> What the task asks: Write out the full listing again, exactly as it stands.

#### Data excerpts ####

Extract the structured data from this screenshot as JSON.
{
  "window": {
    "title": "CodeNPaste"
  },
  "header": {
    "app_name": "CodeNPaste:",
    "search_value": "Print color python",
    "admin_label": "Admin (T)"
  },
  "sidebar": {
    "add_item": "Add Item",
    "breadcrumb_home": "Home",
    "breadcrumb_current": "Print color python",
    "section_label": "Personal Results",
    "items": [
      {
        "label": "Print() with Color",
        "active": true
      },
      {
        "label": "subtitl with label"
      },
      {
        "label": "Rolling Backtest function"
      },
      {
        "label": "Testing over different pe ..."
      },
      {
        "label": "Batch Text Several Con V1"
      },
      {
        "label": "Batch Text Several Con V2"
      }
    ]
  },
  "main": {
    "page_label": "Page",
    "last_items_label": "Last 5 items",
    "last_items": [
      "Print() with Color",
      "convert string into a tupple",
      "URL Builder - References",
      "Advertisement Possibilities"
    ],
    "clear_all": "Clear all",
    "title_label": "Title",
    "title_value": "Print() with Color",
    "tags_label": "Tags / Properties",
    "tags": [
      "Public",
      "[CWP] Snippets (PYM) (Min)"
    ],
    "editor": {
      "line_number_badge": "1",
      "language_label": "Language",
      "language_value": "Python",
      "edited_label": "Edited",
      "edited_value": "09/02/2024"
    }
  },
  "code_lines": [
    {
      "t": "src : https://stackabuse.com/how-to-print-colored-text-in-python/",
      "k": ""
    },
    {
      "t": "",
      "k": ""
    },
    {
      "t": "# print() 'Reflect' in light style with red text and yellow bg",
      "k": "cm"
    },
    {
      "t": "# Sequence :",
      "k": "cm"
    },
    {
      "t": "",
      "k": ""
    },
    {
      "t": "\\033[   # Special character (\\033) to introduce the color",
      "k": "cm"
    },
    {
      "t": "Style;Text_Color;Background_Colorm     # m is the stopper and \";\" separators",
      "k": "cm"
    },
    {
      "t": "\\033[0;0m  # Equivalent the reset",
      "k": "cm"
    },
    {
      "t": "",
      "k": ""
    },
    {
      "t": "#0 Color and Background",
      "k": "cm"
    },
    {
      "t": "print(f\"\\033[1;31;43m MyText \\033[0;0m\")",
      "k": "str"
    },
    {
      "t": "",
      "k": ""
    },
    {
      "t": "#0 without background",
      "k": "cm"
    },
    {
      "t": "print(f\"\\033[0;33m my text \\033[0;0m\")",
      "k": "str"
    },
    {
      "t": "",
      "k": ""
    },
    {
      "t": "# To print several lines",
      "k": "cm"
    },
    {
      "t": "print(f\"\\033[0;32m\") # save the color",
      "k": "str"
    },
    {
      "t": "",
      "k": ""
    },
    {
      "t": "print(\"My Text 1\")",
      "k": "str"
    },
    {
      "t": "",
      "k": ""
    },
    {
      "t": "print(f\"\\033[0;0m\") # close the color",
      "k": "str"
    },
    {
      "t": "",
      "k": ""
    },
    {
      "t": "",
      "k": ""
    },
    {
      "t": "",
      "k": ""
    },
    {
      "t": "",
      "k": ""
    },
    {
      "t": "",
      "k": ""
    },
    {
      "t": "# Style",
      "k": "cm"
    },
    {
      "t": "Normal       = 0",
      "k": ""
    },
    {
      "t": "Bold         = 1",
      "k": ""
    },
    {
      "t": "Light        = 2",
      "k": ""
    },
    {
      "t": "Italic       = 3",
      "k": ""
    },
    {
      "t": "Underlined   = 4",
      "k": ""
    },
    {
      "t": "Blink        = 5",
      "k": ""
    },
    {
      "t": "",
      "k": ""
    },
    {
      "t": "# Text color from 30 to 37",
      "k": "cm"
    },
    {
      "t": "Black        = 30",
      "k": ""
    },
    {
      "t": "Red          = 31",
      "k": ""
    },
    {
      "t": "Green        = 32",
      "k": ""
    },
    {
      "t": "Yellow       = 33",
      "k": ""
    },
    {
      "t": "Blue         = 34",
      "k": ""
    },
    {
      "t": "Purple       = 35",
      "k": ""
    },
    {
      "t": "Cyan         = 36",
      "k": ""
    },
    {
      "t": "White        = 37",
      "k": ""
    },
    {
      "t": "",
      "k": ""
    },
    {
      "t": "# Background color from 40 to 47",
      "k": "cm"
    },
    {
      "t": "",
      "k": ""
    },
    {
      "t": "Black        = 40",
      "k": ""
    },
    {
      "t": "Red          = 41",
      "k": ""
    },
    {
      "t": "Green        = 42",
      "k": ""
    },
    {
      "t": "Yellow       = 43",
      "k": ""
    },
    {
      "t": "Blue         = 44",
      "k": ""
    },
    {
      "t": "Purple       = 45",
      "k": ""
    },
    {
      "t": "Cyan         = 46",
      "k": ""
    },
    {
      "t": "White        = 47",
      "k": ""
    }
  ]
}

####

> Task answer:
Extract the structured data from this screenshot as JSON.
{
  "window": {
    "title": "CodeNPaste"
  },
  "header": {
    "app_name": "CodeNPaste:",
    "search_value": "Print color python",
    "admin_label": "Admin (T)"
  },
  "sidebar": {
    "add_item": "Add Item",
    "breadcrumb_home": "Home",
    "breadcrumb_current": "Print color python",
    "section_label": "Personal Results",
    "items": [
      {
        "label": "Print() with Color",
        "active": true
      },
      {
        "label": "subtitl with label"
      },
      {
        "label": "Rolling Backtest function"
      },
      {
        "label": "Testing over different pe ..."
      },
      {
        "label": "Batch Text Several Con V1"
      },
      {
        "label": "Batch Text Several Con V2"
      }
    ]
  },
  "main": {
    "page_label": "Page",
    "last_items_label": "Last 5 items",
    "last_items": [
      "Print() with Color",
      "convert string into a tupple",
      "URL Builder - References",
      "Advertisement Possibilities"
    ],
    "clear_all": "Clear all",
    "title_label": "Title",
    "title_value": "Print() with Color",
    "tags_label": "Tags / Properties",
    "tags": [
      "Public",
      "[CWP] Snippets (PYM) (Min)"
    ],
    "editor": {
      "line_number_badge": "1",
      "language_label": "Language",
      "language_value": "Python",
      "edited_label": "Edited",
      "edited_value": "09/02/2024"
    }
  },
  "code_lines": [
    {
      "t": "src : https://stackabuse.com/how-to-print-colored-text-in-python/",
      "k": ""
    },
    {
      "t": "",
      "k": ""
    },
    {
      "t": "# print() 'Reflect' in light style with red text and yellow bg",
      "k": "cm"
    },
    {
      "t": "# Sequence :",
      "k": "cm"
    },
    {
      "t": "",
      "k": ""
    },
    {
      "t": "\\033[   # Special character (\\033) to introduce the color",
      "k": "cm"
    },
    {
      "t": "Style;Text_Color;Background_Colorm     # m is the stopper and \";\" separators",
      "k": "cm"
    },
    {
      "t": "\\033[0;0m  # Equivalent the reset",
      "k": "cm"
    },
    {
      "t": "",
      "k": ""
    },
    {
      "t": "#0 Color and Background",
      "k": "cm"
    },
    {
      "t": "print(f\"\\033[1;31;43m MyText \\033[0;0m\")",
      "k": "str"
    },
    {
      "t": "",
      "k": ""
    },
    {
      "t": "#0 without background",
      "k": "cm"
    },
    {
      "t": "print(f\"\\033[0;33m my text \\033[0;0m\")",
      "k": "str"
    },
    {
      "t": "",
      "k": ""
    },
    {
      "t": "# To print several lines",
      "k": "cm"
    },
    {
      "t": "print(f\"\\033[0;32m\") # save the color",
      "k": "str"
    },
    {
      "t": "",
      "k": ""
    },
    {
      "t": "print(\"My Text 1\")",
      "k": "str"
    },
    {
      "t": "",
      "k": ""
    },
    {
      "t": "print(f\"\\033[0;0m\") # close the color",
      "k": "str"
    },
    {
      "t": "",
      "k": ""
    },
    {
      "t": "",
      "k": ""
    },
    {
      "t": "",
      "k": ""
    },
    {
      "t": "",
      "k": ""
    },
    {
      "t": "",
      "k": ""
    },
    {
      "t": "# Style",
      "k": "cm"
    },
    {
      "t": "Normal       = 0",
      "k": ""
    },
    {
      "t": "Bold         = 1",
      "k": ""
    },
    {
      "t": "Light        = 2",
      "k": ""
    },
    {
      "t": "Italic       = 3",
      "k": ""
    },
    {
      "t": "Underlined   = 4",
      "k": ""
    },
    {
      "t": "Blink        = 5",
      "k": ""
    },
    {
      "t": "",
      "k": ""
    },
    {
      "t": "# Text color from 30 to 37",
      "k": "cm"
    },
    {
      "t": "Black        = 30",
      "k": ""
    },
    {
      "t": "Red          = 31",
      "k": ""
    },
    {
      "t": "Green        = 32",
      "k": ""
    },
    {
      "t": "Yellow       = 33",
      "k": ""
    },
    {
      "t": "Blue         = 34",
      "k": ""
    },
    {
      "t": "Purple       = 35",
      "k": ""
    },
    {
      "t": "Cyan         = 36",
      "k": ""
    },
    {
      "t": "White        = 37",
      "k": ""
    },
    {
      "t": "",
      "k": ""
    },
    {
      "t": "# Background color from 40 to 47",
      "k": "cm"
    },
    {
      "t": "",
      "k": ""
    },
    {
      "t": "Black        = 40",
      "k": ""
    },
    {
      "t": "Red          = 41",
      "k": ""
    },
    {
      "t": "Green        = 42",
      "k": ""
    },
    {
      "t": "Yellow       = 43",
      "k": ""
    },
    {
      "t": "Blue         = 44",
      "k": ""
    },
    {
      "t": "Purple       = 45",
      "k": ""
    },
    {
      "t": "Cyan         = 46",
      "k": ""
    },
    {
      "t": "White        = 47",
      "k": ""
    }
  ]
}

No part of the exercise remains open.